## EXERCISE TASK
Repeat each record exactly as written, and drop any images.

Stored items:

_ _ _ _

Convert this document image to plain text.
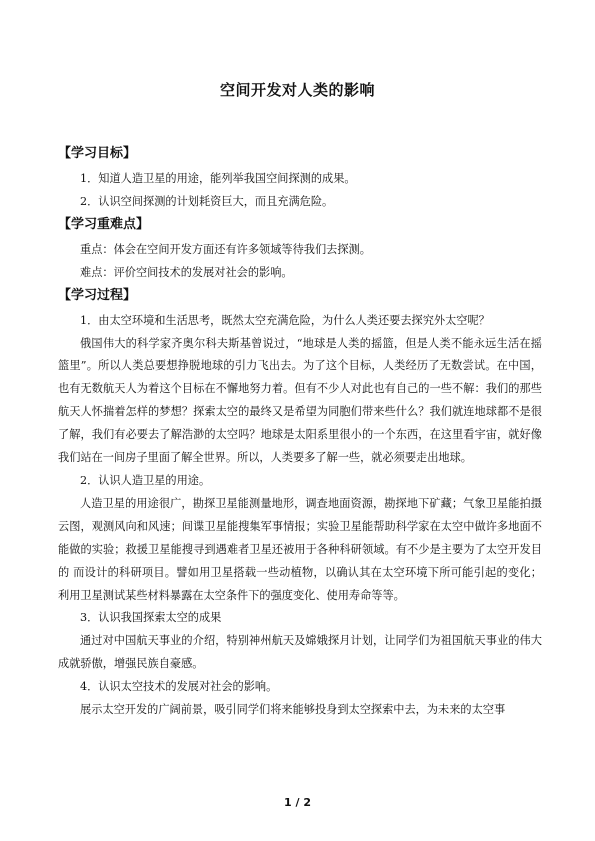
空间开发对人类的影响

【学习目标】

1．知道人造卫星的用途，能列举我国空间探测的成果。

2．认识空间探测的计划耗资巨大，而且充满危险。

【学习重难点】

重点：体会在空间开发方面还有许多领域等待我们去探测。

难点：评价空间技术的发展对社会的影响。

【学习过程】

1．由太空环境和生活思考，既然太空充满危险，为什么人类还要去探究外太空呢？

俄国伟大的科学家齐奥尔科夫斯基曾说过，“地球是人类的摇篮，但是人类不能永远生活在摇篮里”。所以人类总要想挣脱地球的引力飞出去。为了这个目标，人类经历了无数尝试。在中国，也有无数航天人为着这个目标在不懈地努力着。但有不少人对此也有自己的一些不解：我们的那些航天人怀揣着怎样的梦想？探索太空的最终又是希望为同胞们带来些什么？我们就连地球都不是很了解，我们有必要去了解浩渺的太空吗？地球是太阳系里很小的一个东西，在这里看宇宙，就好像我们站在一间房子里面了解全世界。所以，人类要多了解一些，就必须要走出地球。

2．认识人造卫星的用途。

人造卫星的用途很广，勘探卫星能测量地形，调查地面资源，勘探地下矿藏；气象卫星能拍摄云图，观测风向和风速；间谍卫星能搜集军事情报；实验卫星能帮助科学家在太空中做许多地面不能做的实验；救援卫星能搜寻到遇难者卫星还被用于各种科研领域。有不少是主要为了太空开发目的 而设计的科研项目。譬如用卫星搭载一些动植物，以确认其在太空环境下所可能引起的变化；利用卫星测试某些材料暴露在太空条件下的强度变化、使用寿命等等。

3．认识我国探索太空的成果

通过对中国航天事业的介绍，特别神州航天及嫦娥探月计划，让同学们为祖国航天事业的伟大成就骄傲，增强民族自豪感。

4．认识太空技术的发展对社会的影响。

展示太空开发的广阔前景，吸引同学们将来能够投身到太空探索中去，为未来的太空事

1 / 2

_ _ _ _

## EXPECTED ANSWER
Convert this document image to plain text.
空间开发对人类的影响

【学习目标】

1．知道人造卫星的用途，能列举我国空间探测的成果。

2．认识空间探测的计划耗资巨大，而且充满危险。

【学习重难点】

重点：体会在空间开发方面还有许多领域等待我们去探测。

难点：评价空间技术的发展对社会的影响。

【学习过程】

1．由太空环境和生活思考，既然太空充满危险，为什么人类还要去探究外太空呢？

俄国伟大的科学家齐奥尔科夫斯基曾说过，“地球是人类的摇篮，但是人类不能永远生活在摇篮里”。所以人类总要想挣脱地球的引力飞出去。为了这个目标，人类经历了无数尝试。在中国，也有无数航天人为着这个目标在不懈地努力着。但有不少人对此也有自己的一些不解：我们的那些航天人怀揣着怎样的梦想？探索太空的最终又是希望为同胞们带来些什么？我们就连地球都不是很了解，我们有必要去了解浩渺的太空吗？地球是太阳系里很小的一个东西，在这里看宇宙，就好像我们站在一间房子里面了解全世界。所以，人类要多了解一些，就必须要走出地球。

2．认识人造卫星的用途。

人造卫星的用途很广，勘探卫星能测量地形，调查地面资源，勘探地下矿藏；气象卫星能拍摄云图，观测风向和风速；间谍卫星能搜集军事情报；实验卫星能帮助科学家在太空中做许多地面不能做的实验；救援卫星能搜寻到遇难者卫星还被用于各种科研领域。有不少是主要为了太空开发目的 而设计的科研项目。譬如用卫星搭载一些动植物，以确认其在太空环境下所可能引起的变化；利用卫星测试某些材料暴露在太空条件下的强度变化、使用寿命等等。

3．认识我国探索太空的成果

通过对中国航天事业的介绍，特别神州航天及嫦娥探月计划，让同学们为祖国航天事业的伟大成就骄傲，增强民族自豪感。

4．认识太空技术的发展对社会的影响。

展示太空开发的广阔前景，吸引同学们将来能够投身到太空探索中去，为未来的太空事

1 / 2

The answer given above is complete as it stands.